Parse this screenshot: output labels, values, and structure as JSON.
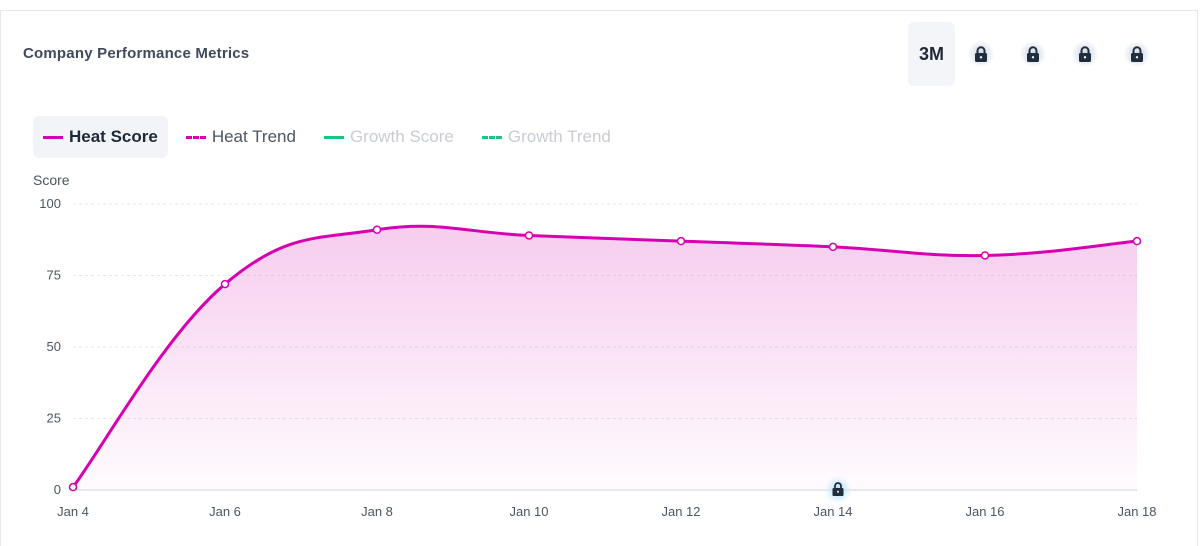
{
  "header": {
    "title": "Company Performance Metrics"
  },
  "periods": {
    "active_label": "3M",
    "locked": [
      {
        "icon": "lock-icon"
      },
      {
        "icon": "lock-icon"
      },
      {
        "icon": "lock-icon"
      },
      {
        "icon": "lock-icon"
      }
    ]
  },
  "legend": {
    "items": [
      {
        "label": "Heat Score",
        "color": "#d600b0",
        "style": "solid",
        "state": "active"
      },
      {
        "label": "Heat Trend",
        "color": "#d600b0",
        "style": "dashed",
        "state": "enabled"
      },
      {
        "label": "Growth Score",
        "color": "#16c784",
        "style": "solid",
        "state": "disabled"
      },
      {
        "label": "Growth Trend",
        "color": "#16c784",
        "style": "dashed",
        "state": "disabled"
      }
    ]
  },
  "chart_data": {
    "type": "area",
    "title": "",
    "ylabel": "Score",
    "xlabel": "",
    "ylim": [
      0,
      100
    ],
    "yticks": [
      0,
      25,
      50,
      75,
      100
    ],
    "categories": [
      "Jan 4",
      "Jan 6",
      "Jan 8",
      "Jan 10",
      "Jan 12",
      "Jan 14",
      "Jan 16",
      "Jan 18"
    ],
    "x": [
      "Jan 4",
      "Jan 6",
      "Jan 8",
      "Jan 10",
      "Jan 12",
      "Jan 14",
      "Jan 16",
      "Jan 18"
    ],
    "series": [
      {
        "name": "Heat Score",
        "color": "#d600b0",
        "values": [
          1,
          72,
          91,
          89,
          87,
          85,
          82,
          87
        ]
      }
    ],
    "grid": true,
    "legend_position": "top-left",
    "locked_marker": {
      "x": "Jan 14",
      "icon": "lock-icon"
    }
  }
}
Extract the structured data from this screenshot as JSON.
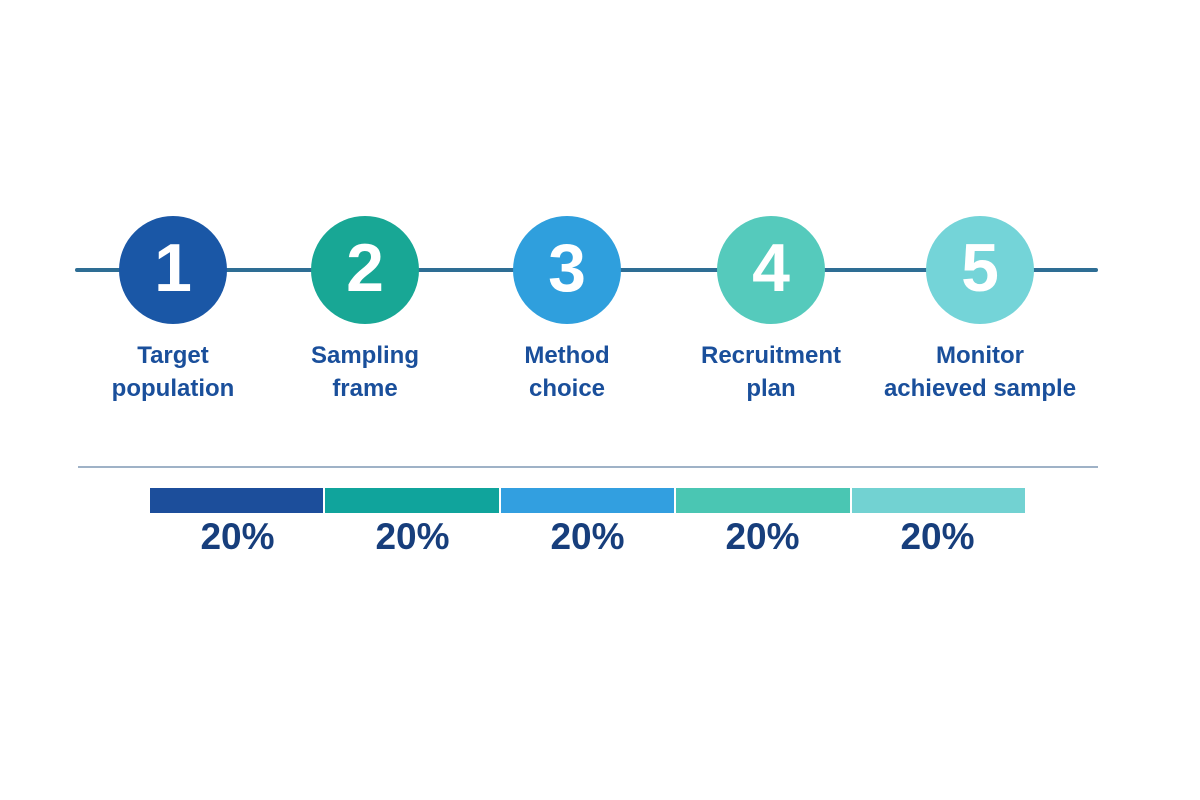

Exercise description
What you return should match the records above word for word, minus the pictures.

Final result
Parse this screenshot: output labels, values, and structure as JSON.
{
  "header": {
    "title": "Company Performance Metrics"
  },
  "periods": {
    "active_label": "3M",
    "locked": [
      {
        "icon": "lock-icon"
      },
      {
        "icon": "lock-icon"
      },
      {
        "icon": "lock-icon"
      },
      {
        "icon": "lock-icon"
      }
    ]
  },
  "legend": {
    "items": [
      {
        "label": "Heat Score",
        "color": "#d600b0",
        "style": "solid",
        "state": "active"
      },
      {
        "label": "Heat Trend",
        "color": "#d600b0",
        "style": "dashed",
        "state": "enabled"
      },
      {
        "label": "Growth Score",
        "color": "#16c784",
        "style": "solid",
        "state": "disabled"
      },
      {
        "label": "Growth Trend",
        "color": "#16c784",
        "style": "dashed",
        "state": "disabled"
      }
    ]
  },
  "chart_data": {
    "type": "area",
    "title": "",
    "ylabel": "Score",
    "xlabel": "",
    "ylim": [
      0,
      100
    ],
    "yticks": [
      0,
      25,
      50,
      75,
      100
    ],
    "categories": [
      "Jan 4",
      "Jan 6",
      "Jan 8",
      "Jan 10",
      "Jan 12",
      "Jan 14",
      "Jan 16",
      "Jan 18"
    ],
    "x": [
      "Jan 4",
      "Jan 6",
      "Jan 8",
      "Jan 10",
      "Jan 12",
      "Jan 14",
      "Jan 16",
      "Jan 18"
    ],
    "series": [
      {
        "name": "Heat Score",
        "color": "#d600b0",
        "values": [
          1,
          72,
          91,
          89,
          87,
          85,
          82,
          87
        ]
      }
    ],
    "grid": true,
    "legend_position": "top-left",
    "locked_marker": {
      "x": "Jan 14",
      "icon": "lock-icon"
    }
  }
}
Extract the structured data from this screenshot as JSON.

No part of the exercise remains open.